[Dataset excerpt]
## BEGIN

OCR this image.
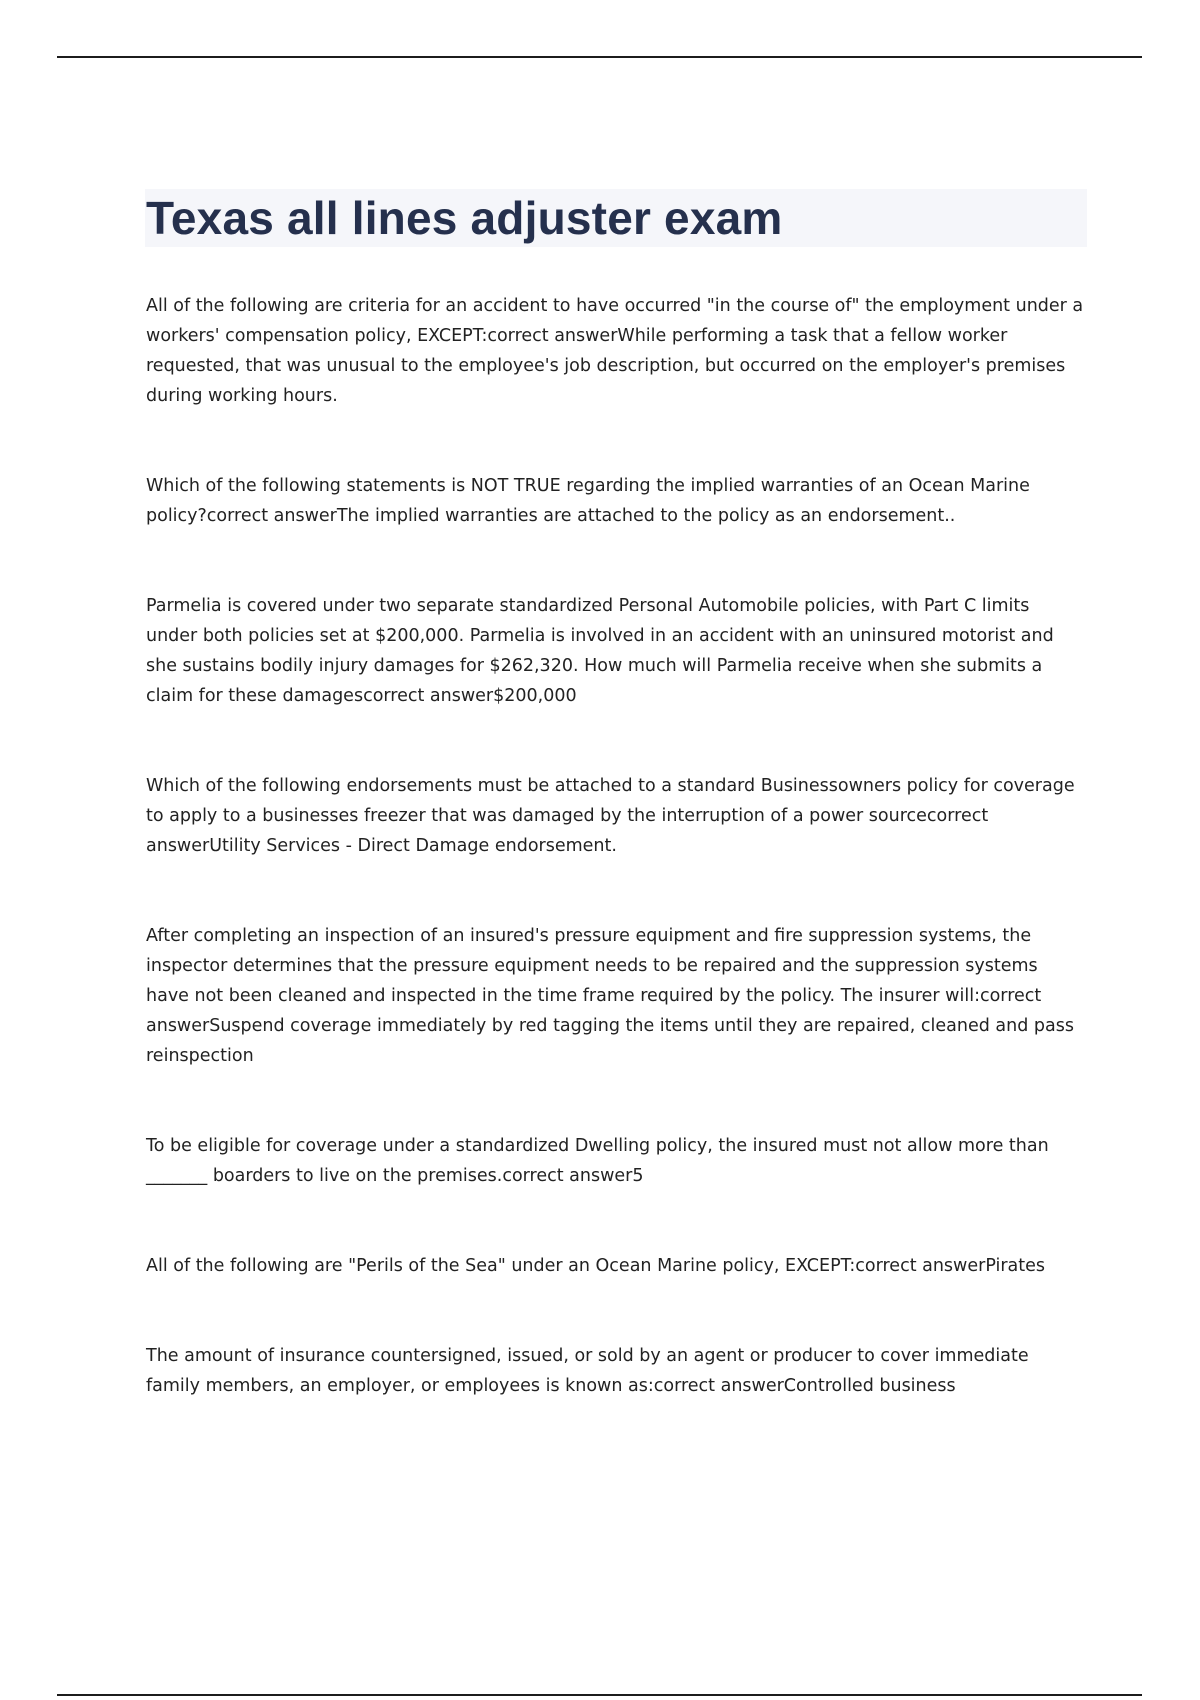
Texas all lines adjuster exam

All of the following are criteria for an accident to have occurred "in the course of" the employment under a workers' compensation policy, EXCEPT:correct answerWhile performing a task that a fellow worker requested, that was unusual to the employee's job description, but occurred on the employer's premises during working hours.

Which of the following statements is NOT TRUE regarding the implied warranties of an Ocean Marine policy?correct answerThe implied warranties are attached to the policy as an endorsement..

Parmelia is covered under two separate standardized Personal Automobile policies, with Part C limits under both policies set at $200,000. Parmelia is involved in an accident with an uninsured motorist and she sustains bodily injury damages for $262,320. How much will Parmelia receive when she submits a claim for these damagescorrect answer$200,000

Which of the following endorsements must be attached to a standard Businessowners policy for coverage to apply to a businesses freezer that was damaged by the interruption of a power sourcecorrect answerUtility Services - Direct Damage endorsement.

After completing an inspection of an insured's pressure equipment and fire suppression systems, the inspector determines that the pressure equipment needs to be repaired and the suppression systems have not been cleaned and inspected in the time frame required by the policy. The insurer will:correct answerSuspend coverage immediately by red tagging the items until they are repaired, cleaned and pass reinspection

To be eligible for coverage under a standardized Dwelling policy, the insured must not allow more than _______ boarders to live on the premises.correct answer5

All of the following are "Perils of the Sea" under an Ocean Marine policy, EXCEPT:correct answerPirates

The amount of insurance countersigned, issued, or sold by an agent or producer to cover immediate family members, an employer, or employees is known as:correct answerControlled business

## END
## BEGIN

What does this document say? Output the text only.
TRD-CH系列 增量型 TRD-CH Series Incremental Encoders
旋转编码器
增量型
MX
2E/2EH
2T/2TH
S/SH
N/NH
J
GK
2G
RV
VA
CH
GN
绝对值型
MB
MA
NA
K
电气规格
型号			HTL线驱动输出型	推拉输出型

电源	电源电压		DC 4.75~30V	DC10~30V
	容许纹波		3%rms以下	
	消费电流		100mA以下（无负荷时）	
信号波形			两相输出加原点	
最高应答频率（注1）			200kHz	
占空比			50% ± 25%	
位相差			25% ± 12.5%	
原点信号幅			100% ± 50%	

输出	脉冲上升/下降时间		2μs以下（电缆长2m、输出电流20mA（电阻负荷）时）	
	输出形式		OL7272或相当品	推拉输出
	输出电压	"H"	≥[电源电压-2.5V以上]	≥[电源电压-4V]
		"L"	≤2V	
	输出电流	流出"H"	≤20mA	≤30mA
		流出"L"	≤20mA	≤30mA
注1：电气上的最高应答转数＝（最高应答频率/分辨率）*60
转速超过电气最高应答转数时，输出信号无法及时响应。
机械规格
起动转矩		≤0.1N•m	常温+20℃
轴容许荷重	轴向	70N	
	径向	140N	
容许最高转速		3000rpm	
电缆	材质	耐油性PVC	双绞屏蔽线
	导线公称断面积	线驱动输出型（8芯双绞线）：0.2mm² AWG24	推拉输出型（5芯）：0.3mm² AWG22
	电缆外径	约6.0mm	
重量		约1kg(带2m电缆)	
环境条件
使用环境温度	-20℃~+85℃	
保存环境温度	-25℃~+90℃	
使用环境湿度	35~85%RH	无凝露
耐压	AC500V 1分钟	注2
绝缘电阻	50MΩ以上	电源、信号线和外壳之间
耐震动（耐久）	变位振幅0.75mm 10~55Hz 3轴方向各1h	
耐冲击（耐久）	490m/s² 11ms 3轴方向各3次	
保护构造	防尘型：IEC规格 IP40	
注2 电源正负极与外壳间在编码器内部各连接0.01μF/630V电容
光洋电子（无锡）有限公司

## END

* [INSTRUCTIONS FOR THE TASK] Search the entries for the word "Ocean" and gather every line where it appears.

* [EXERCISE SOLUTION]
Which of the following statements is NOT TRUE regarding the implied warranties of an Ocean Marine policy?correct answerThe implied warranties are attached to the policy as an endorsement..
All of the following are "Perils of the Sea" under an Ocean Marine policy, EXCEPT:correct answerPirates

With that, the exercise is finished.